Records
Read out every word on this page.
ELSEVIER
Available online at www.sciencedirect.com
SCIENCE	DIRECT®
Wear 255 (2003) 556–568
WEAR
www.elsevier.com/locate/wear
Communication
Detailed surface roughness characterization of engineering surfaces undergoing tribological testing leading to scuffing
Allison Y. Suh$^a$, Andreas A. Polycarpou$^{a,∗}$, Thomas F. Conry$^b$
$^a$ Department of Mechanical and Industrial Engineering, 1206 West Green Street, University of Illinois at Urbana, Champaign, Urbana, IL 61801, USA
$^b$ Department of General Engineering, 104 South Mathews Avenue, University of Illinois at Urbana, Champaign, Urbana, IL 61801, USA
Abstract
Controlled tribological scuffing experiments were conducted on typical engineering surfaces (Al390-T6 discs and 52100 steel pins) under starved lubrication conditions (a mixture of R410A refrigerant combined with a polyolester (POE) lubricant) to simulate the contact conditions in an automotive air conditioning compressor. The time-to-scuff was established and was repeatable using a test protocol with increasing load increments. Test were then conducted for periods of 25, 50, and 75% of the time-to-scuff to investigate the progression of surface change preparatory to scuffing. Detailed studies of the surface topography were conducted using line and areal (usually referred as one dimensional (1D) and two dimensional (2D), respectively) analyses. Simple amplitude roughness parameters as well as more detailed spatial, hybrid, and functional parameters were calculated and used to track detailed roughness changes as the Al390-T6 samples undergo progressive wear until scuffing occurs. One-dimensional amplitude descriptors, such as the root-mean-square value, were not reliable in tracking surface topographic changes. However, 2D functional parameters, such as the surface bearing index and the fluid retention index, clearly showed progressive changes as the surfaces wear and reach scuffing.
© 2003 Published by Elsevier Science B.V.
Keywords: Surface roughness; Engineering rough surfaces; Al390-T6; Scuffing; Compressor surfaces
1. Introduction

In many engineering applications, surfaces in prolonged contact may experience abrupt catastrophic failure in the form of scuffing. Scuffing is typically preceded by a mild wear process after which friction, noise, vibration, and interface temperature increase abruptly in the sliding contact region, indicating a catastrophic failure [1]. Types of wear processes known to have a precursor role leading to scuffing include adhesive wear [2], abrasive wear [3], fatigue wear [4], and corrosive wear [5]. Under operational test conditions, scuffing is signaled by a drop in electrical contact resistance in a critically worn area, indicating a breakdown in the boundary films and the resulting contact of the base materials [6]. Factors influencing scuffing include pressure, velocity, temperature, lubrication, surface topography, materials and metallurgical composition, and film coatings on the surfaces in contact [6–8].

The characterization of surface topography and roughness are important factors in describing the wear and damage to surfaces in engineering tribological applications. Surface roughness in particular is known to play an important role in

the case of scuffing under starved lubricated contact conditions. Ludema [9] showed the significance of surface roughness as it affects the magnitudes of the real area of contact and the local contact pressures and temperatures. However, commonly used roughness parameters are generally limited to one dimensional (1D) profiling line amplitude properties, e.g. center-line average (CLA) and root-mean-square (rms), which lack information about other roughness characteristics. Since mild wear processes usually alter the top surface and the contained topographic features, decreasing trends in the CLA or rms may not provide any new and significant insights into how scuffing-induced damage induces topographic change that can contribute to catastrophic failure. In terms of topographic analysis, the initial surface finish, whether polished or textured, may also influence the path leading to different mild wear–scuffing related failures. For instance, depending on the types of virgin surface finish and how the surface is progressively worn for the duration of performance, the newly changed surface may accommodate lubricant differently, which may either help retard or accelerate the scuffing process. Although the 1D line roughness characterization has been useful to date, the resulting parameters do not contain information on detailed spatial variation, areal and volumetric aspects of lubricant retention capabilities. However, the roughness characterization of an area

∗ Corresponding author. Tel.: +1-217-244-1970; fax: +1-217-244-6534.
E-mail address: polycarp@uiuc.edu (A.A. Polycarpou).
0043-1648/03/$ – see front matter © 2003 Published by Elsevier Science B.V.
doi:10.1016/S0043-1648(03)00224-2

__Your objective__:
Reproduce each line holding the word "role".

__Task solution__:
In many engineering applications, surfaces in prolonged contact may experience abrupt catastrophic failure in the form of scuffing. Scuffing is typically preceded by a mild wear process after which friction, noise, vibration, and interface temperature increase abruptly in the sliding contact region, indicating a catastrophic failure [1]. Types of wear processes known to have a precursor role leading to scuffing include adhesive wear [2], abrasive wear [3], fatigue wear [4], and corrosive wear [5]. Under operational test conditions, scuffing is signaled by a drop in electrical contact resistance in a critically worn area, indicating a breakdown in the boundary films and the resulting contact of the base materials [6]. Factors influencing scuffing include pressure, velocity, temperature, lubrication, surface topography, materials and metallurgical composition, and film coatings on the surfaces in contact [6–8].
The characterization of surface topography and roughness are important factors in describing the wear and damage to surfaces in engineering tribological applications. Surface roughness in particular is known to play an important role in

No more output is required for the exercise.